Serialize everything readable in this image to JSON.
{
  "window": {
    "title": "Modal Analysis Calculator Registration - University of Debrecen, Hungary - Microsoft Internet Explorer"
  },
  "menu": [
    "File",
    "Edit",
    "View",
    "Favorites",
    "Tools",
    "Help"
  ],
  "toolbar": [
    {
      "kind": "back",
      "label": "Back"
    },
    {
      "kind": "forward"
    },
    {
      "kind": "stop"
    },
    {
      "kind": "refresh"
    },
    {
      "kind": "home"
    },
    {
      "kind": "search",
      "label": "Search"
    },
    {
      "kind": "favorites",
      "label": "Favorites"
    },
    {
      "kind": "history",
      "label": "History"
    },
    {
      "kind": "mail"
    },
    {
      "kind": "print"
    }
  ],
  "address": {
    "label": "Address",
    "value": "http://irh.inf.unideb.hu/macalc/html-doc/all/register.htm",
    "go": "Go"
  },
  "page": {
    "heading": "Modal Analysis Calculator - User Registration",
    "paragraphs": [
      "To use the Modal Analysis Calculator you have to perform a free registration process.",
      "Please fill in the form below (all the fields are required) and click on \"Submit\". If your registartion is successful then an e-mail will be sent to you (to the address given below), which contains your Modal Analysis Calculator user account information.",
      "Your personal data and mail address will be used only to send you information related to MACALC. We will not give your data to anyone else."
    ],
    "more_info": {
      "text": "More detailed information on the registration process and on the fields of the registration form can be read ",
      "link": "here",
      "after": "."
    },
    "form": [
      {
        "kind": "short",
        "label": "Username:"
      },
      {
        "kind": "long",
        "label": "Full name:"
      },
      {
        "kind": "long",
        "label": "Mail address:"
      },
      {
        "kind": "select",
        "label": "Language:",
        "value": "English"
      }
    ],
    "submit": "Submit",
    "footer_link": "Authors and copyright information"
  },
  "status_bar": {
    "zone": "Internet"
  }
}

### [Task objective]
Reproduce all data above, unchanged.

### [Correct answer]
Serialize everything readable in this image to JSON.
{
  "window": {
    "title": "Modal Analysis Calculator Registration - University of Debrecen, Hungary - Microsoft Internet Explorer"
  },
  "menu": [
    "File",
    "Edit",
    "View",
    "Favorites",
    "Tools",
    "Help"
  ],
  "toolbar": [
    {
      "kind": "back",
      "label": "Back"
    },
    {
      "kind": "forward"
    },
    {
      "kind": "stop"
    },
    {
      "kind": "refresh"
    },
    {
      "kind": "home"
    },
    {
      "kind": "search",
      "label": "Search"
    },
    {
      "kind": "favorites",
      "label": "Favorites"
    },
    {
      "kind": "history",
      "label": "History"
    },
    {
      "kind": "mail"
    },
    {
      "kind": "print"
    }
  ],
  "address": {
    "label": "Address",
    "value": "http://irh.inf.unideb.hu/macalc/html-doc/all/register.htm",
    "go": "Go"
  },
  "page": {
    "heading": "Modal Analysis Calculator - User Registration",
    "paragraphs": [
      "To use the Modal Analysis Calculator you have to perform a free registration process.",
      "Please fill in the form below (all the fields are required) and click on \"Submit\". If your registartion is successful then an e-mail will be sent to you (to the address given below), which contains your Modal Analysis Calculator user account information.",
      "Your personal data and mail address will be used only to send you information related to MACALC. We will not give your data to anyone else."
    ],
    "more_info": {
      "text": "More detailed information on the registration process and on the fields of the registration form can be read ",
      "link": "here",
      "after": "."
    },
    "form": [
      {
        "kind": "short",
        "label": "Username:"
      },
      {
        "kind": "long",
        "label": "Full name:"
      },
      {
        "kind": "long",
        "label": "Mail address:"
      },
      {
        "kind": "select",
        "label": "Language:",
        "value": "English"
      }
    ],
    "submit": "Submit",
    "footer_link": "Authors and copyright information"
  },
  "status_bar": {
    "zone": "Internet"
  }
}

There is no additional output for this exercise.